### Brief
Please print exactly the lines running from the one that contains "Give me the" to the end of the data, with both lines included.

### The input
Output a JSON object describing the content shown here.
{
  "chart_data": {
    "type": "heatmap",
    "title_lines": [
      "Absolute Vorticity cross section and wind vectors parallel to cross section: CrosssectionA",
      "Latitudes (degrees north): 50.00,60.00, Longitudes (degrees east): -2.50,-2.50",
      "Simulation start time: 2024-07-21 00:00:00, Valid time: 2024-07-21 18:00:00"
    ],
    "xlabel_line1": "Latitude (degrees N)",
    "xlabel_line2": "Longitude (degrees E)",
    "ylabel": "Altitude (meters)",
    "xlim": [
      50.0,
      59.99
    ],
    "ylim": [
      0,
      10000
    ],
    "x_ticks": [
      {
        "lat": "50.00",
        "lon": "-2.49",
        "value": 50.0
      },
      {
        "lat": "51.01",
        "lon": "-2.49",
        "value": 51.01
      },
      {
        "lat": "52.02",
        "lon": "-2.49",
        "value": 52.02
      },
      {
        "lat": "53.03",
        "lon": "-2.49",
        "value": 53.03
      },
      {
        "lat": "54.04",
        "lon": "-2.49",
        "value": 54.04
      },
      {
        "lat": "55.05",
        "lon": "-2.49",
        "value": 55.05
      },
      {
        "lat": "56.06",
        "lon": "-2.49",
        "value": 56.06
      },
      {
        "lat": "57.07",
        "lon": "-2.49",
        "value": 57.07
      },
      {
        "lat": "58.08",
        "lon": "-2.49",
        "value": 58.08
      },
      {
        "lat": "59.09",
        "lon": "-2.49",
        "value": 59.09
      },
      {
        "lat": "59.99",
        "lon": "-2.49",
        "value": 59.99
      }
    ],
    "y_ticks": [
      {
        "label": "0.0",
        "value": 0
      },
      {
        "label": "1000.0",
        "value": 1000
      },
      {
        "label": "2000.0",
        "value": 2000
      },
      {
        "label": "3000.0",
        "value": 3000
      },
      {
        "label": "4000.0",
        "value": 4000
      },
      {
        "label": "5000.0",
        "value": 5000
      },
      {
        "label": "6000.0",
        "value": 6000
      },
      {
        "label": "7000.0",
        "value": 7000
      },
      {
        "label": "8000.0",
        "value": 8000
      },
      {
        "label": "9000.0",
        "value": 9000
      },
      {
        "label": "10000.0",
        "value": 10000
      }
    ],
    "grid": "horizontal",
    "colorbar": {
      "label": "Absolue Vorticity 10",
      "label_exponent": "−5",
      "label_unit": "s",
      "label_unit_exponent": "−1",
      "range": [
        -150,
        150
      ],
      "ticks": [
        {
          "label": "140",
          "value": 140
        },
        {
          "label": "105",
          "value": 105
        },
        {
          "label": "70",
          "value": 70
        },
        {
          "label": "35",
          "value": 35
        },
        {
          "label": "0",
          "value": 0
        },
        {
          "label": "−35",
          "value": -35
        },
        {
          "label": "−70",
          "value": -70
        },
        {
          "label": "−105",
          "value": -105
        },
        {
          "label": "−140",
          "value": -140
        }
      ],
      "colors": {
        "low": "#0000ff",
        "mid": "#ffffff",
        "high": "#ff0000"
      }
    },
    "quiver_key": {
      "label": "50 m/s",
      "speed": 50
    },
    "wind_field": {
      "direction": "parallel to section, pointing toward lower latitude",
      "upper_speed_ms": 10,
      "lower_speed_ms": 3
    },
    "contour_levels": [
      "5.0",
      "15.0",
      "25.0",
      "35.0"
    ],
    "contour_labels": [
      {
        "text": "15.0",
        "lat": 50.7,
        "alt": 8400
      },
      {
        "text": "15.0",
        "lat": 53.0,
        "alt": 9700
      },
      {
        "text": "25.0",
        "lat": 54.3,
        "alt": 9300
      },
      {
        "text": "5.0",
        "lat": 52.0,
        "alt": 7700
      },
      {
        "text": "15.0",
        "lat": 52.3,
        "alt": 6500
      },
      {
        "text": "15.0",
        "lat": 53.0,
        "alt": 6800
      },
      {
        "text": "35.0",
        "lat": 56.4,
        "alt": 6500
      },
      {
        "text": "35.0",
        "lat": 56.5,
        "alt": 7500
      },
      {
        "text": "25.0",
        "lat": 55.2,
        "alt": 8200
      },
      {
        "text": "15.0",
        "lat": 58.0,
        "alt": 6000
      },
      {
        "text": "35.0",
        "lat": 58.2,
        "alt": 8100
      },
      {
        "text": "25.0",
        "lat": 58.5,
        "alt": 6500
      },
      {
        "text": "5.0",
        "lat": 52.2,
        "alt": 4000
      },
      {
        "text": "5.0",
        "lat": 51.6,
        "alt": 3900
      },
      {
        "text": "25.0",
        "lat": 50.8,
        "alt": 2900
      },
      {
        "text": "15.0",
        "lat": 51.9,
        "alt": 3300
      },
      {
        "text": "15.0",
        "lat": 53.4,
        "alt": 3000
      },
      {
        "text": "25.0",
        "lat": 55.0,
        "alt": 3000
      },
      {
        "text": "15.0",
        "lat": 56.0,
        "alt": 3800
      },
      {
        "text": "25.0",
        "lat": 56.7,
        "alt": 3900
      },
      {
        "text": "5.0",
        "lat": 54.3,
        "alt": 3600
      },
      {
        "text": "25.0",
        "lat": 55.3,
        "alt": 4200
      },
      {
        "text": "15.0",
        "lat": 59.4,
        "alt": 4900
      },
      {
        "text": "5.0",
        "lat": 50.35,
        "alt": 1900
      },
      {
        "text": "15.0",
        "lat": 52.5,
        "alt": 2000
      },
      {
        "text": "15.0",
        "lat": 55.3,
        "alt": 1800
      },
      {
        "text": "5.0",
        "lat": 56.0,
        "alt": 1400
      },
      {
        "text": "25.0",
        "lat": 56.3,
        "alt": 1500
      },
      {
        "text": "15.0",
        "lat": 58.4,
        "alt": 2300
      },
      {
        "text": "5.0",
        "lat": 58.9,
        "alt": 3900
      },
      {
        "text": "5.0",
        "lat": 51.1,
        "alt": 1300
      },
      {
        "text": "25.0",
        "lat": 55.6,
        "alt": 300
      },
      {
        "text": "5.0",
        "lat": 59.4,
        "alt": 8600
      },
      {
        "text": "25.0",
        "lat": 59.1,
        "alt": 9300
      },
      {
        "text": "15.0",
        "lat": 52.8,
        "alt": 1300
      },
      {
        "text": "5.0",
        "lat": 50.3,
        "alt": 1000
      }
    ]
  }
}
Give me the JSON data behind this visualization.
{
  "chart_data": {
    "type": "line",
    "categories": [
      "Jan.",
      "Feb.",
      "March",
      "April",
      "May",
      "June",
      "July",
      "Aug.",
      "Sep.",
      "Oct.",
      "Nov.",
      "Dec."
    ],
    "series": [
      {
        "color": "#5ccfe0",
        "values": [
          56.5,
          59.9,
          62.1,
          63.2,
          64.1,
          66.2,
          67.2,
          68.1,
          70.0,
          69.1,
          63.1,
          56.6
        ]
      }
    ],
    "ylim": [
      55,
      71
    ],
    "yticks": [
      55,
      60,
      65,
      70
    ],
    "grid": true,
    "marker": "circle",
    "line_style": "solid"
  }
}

### Right answer
Give me the JSON data behind this visualization.
{
  "chart_data": {
    "type": "line",
    "categories": [
      "Jan.",
      "Feb.",
      "March",
      "April",
      "May",
      "June",
      "July",
      "Aug.",
      "Sep.",
      "Oct.",
      "Nov.",
      "Dec."
    ],
    "series": [
      {
        "color": "#5ccfe0",
        "values": [
          56.5,
          59.9,
          62.1,
          63.2,
          64.1,
          66.2,
          67.2,
          68.1,
          70.0,
          69.1,
          63.1,
          56.6
        ]
      }
    ],
    "ylim": [
      55,
      71
    ],
    "yticks": [
      55,
      60,
      65,
      70
    ],
    "grid": true,
    "marker": "circle",
    "line_style": "solid"
  }
}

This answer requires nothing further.